Given request ::
Locate all lines in the data below that hold "Bitvise" and show them.

<<<<

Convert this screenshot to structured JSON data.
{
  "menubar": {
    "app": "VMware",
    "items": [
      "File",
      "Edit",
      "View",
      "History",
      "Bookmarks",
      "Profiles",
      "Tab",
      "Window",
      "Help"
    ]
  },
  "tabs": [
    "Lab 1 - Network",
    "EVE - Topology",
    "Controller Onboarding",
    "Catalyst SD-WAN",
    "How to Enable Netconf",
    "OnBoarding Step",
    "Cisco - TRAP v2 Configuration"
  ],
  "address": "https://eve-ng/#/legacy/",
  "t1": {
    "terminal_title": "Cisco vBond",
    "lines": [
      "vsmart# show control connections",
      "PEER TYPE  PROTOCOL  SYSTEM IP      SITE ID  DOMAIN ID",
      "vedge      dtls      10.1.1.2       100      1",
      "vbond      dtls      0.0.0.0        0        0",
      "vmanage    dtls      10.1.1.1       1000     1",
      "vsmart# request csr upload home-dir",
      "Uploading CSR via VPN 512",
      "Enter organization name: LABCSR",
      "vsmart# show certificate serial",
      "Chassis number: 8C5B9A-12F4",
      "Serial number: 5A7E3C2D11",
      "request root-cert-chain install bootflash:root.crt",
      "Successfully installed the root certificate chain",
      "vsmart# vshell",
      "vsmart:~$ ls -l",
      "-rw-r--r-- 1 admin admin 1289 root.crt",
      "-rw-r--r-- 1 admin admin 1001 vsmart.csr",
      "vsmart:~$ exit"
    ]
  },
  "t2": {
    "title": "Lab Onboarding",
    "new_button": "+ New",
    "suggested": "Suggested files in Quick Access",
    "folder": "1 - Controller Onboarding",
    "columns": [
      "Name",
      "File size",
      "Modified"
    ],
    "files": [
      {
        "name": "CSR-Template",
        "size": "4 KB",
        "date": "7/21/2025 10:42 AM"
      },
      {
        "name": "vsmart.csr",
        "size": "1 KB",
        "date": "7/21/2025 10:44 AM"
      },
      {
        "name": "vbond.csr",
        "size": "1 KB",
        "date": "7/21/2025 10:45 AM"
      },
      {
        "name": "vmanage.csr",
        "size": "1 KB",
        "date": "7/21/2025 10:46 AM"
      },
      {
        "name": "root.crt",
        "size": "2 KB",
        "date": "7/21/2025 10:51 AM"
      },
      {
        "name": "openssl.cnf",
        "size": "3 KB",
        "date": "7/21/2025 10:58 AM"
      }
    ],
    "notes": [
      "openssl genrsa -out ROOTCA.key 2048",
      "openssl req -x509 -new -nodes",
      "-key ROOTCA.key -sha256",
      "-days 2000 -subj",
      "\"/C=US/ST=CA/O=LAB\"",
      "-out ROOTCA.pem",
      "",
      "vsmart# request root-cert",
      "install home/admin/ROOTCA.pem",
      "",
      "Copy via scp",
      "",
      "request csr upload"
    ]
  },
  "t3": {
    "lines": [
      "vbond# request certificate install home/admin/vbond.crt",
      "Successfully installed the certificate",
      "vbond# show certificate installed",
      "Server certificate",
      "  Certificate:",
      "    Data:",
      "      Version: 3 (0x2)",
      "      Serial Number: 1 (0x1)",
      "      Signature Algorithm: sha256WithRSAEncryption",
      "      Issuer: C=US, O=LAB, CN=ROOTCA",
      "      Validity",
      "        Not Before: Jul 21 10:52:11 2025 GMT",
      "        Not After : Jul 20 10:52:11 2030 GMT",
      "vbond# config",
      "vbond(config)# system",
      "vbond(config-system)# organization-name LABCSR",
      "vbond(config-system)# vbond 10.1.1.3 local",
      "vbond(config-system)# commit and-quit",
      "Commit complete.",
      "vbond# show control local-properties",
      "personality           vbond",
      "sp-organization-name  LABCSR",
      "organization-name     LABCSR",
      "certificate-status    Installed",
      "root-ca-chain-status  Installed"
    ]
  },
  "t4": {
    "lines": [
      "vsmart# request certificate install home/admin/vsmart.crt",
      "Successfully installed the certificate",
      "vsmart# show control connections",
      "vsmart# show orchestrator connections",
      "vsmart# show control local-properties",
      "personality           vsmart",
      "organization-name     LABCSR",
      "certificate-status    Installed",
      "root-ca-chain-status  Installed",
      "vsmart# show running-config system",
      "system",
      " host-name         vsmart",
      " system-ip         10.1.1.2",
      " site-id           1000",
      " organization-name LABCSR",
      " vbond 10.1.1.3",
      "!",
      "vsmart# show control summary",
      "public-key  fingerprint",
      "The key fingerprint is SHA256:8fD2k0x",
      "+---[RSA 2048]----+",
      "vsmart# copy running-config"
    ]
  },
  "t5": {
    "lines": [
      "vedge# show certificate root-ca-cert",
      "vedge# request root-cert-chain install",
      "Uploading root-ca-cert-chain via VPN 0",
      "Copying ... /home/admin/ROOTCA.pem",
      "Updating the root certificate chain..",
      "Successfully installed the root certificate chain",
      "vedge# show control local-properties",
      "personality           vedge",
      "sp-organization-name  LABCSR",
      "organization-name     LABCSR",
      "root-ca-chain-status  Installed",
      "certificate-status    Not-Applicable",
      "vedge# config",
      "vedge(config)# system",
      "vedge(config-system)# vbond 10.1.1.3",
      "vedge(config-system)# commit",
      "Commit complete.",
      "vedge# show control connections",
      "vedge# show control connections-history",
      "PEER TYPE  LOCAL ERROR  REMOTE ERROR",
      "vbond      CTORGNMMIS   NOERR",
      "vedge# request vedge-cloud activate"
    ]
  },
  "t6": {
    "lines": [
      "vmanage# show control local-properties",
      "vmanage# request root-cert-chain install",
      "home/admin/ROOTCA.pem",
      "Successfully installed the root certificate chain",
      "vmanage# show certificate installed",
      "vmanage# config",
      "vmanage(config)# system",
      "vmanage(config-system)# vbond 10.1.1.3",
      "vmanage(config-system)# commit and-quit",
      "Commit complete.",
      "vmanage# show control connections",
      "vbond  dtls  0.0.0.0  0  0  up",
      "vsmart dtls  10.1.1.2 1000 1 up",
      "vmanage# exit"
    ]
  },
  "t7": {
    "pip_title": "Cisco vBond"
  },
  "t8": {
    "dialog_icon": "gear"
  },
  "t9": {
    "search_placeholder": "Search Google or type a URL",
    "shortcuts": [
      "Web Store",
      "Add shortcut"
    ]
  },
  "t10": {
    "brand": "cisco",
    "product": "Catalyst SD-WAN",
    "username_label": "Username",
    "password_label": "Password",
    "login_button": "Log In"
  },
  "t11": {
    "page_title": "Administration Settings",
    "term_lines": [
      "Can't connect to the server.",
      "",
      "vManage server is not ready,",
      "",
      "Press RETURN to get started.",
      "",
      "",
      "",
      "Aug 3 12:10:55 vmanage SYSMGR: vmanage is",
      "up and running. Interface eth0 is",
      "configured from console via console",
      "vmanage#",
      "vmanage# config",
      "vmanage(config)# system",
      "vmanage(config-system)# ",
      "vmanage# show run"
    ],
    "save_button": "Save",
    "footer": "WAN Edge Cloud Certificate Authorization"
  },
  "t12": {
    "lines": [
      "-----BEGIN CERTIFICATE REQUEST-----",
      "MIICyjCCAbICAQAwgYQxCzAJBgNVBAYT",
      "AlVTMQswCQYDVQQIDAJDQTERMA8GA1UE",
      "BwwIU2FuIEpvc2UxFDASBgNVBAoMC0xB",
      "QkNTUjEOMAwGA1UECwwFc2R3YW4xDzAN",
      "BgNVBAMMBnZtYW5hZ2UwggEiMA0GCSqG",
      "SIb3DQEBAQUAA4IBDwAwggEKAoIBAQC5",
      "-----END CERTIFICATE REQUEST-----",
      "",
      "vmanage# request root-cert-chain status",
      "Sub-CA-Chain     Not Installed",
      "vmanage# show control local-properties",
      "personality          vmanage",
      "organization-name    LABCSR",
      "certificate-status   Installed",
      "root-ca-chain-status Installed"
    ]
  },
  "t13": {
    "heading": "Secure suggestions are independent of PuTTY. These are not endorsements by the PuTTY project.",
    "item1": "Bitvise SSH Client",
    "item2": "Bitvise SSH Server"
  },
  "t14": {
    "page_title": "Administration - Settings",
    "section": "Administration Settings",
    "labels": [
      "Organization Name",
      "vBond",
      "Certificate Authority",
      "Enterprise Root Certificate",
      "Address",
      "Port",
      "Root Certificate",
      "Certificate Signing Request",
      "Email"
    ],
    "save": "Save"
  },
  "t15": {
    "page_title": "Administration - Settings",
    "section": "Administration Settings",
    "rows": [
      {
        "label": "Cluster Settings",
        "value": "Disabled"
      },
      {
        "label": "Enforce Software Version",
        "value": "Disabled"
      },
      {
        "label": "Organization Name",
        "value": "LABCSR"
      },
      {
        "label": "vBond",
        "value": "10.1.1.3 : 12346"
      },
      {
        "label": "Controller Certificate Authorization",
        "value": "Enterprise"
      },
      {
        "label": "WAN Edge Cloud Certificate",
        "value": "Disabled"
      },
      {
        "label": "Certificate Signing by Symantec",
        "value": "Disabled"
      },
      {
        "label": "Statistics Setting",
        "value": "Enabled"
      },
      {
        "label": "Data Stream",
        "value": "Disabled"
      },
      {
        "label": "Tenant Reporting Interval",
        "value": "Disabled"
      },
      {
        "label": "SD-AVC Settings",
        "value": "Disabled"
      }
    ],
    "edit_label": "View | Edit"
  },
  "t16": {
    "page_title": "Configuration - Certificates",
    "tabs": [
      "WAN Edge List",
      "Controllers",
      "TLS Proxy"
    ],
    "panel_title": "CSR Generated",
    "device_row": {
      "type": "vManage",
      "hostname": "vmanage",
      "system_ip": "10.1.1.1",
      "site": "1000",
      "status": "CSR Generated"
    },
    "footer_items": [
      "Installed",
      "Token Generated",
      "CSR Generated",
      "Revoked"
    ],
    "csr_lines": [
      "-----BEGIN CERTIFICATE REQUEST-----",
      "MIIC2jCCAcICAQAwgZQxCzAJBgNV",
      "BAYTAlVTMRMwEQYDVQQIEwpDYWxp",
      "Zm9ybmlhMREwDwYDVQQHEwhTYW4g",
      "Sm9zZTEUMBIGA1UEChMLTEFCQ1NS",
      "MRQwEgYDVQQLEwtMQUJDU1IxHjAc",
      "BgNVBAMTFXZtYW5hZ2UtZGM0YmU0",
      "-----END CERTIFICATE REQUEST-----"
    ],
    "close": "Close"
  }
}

>>>>

Response to the task ::
    "item1": "Bitvise SSH Client",
    "item2": "Bitvise SSH Server"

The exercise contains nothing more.